▸ What you are asked to do: Where a line holds the string "pour", return that line.

▸ Task data:
****************

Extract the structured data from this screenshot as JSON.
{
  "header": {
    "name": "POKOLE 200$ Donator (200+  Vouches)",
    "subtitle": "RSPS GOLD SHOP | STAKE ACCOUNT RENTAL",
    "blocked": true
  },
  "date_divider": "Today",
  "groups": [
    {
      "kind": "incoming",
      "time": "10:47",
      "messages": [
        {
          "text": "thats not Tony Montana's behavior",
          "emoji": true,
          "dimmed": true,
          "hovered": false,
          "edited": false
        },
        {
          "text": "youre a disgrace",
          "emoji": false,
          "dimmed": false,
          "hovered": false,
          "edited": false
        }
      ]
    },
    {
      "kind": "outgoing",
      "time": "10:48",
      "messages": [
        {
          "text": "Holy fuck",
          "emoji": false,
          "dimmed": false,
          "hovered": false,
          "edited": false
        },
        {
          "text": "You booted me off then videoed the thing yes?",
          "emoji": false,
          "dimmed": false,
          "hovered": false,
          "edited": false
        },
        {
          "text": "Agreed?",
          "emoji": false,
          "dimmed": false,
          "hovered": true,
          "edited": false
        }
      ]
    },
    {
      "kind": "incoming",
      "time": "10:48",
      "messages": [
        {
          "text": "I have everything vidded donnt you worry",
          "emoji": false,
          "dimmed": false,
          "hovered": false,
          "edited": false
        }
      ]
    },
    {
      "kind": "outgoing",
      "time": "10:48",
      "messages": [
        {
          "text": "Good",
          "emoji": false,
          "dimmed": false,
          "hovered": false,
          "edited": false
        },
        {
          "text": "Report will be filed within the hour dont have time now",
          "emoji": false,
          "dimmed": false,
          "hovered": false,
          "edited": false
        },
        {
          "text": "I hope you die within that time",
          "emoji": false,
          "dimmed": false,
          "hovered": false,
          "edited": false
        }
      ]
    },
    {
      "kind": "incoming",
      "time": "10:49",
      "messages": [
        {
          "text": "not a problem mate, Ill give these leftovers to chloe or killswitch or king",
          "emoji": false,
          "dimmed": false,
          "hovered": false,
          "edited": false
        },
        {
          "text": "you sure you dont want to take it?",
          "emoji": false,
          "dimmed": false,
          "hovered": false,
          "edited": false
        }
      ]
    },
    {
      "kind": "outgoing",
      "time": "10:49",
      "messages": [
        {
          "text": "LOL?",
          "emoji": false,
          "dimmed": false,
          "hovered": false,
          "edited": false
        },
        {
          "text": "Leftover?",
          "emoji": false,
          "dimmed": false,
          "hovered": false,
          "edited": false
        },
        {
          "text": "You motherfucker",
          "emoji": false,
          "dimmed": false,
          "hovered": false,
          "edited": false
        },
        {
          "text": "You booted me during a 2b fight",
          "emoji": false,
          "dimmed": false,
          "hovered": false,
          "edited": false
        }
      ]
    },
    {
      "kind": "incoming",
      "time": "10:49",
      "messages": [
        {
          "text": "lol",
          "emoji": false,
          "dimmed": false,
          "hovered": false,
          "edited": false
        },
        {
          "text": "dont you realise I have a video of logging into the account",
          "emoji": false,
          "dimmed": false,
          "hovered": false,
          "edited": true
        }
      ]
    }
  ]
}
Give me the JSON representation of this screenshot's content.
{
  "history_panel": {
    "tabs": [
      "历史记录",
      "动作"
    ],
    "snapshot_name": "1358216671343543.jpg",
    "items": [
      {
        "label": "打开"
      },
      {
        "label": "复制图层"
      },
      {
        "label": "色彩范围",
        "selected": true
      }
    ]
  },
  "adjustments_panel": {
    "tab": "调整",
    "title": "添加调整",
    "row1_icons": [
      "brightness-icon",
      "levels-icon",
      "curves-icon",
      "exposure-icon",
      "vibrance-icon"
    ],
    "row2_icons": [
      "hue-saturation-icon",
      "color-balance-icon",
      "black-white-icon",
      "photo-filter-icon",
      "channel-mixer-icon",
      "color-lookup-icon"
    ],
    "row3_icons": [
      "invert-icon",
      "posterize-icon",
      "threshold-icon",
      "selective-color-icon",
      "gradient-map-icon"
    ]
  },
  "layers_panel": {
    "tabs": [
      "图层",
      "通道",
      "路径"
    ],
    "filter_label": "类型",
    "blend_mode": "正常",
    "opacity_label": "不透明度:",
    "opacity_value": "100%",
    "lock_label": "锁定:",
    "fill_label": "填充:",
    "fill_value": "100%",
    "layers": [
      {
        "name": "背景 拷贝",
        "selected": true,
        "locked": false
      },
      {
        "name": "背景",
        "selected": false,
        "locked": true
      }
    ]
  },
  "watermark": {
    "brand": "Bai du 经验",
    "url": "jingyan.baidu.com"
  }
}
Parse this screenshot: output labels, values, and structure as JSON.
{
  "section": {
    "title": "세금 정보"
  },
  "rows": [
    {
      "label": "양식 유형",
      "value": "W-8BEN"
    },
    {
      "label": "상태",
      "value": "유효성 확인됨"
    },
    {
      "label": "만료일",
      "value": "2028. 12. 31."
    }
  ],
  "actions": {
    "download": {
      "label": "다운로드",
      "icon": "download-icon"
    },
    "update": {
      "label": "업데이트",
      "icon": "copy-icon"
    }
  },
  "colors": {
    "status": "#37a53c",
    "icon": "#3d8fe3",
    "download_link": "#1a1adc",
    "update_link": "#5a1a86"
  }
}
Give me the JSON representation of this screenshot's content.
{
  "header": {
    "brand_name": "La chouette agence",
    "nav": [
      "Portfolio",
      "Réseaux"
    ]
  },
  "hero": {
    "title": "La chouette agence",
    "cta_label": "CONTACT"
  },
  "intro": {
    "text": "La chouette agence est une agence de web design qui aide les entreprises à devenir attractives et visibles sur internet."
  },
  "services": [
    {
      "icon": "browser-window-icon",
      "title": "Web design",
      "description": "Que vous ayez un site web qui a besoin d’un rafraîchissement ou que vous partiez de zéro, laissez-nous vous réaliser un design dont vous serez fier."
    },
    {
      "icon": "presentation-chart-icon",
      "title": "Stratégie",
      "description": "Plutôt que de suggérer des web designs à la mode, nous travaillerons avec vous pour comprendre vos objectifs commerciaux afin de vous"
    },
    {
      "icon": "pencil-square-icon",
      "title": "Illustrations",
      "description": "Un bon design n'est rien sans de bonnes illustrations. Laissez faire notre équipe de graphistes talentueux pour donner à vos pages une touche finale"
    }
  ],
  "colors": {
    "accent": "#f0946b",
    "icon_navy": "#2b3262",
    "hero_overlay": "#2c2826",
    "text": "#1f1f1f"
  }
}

****************

▸ Written response:
      "description": "Plutôt que de suggérer des web designs à la mode, nous travaillerons avec vous pour comprendre vos objectifs commerciaux afin de vous"
      "description": "Un bon design n'est rien sans de bonnes illustrations. Laissez faire notre équipe de graphistes talentueux pour donner à vos pages une touche finale"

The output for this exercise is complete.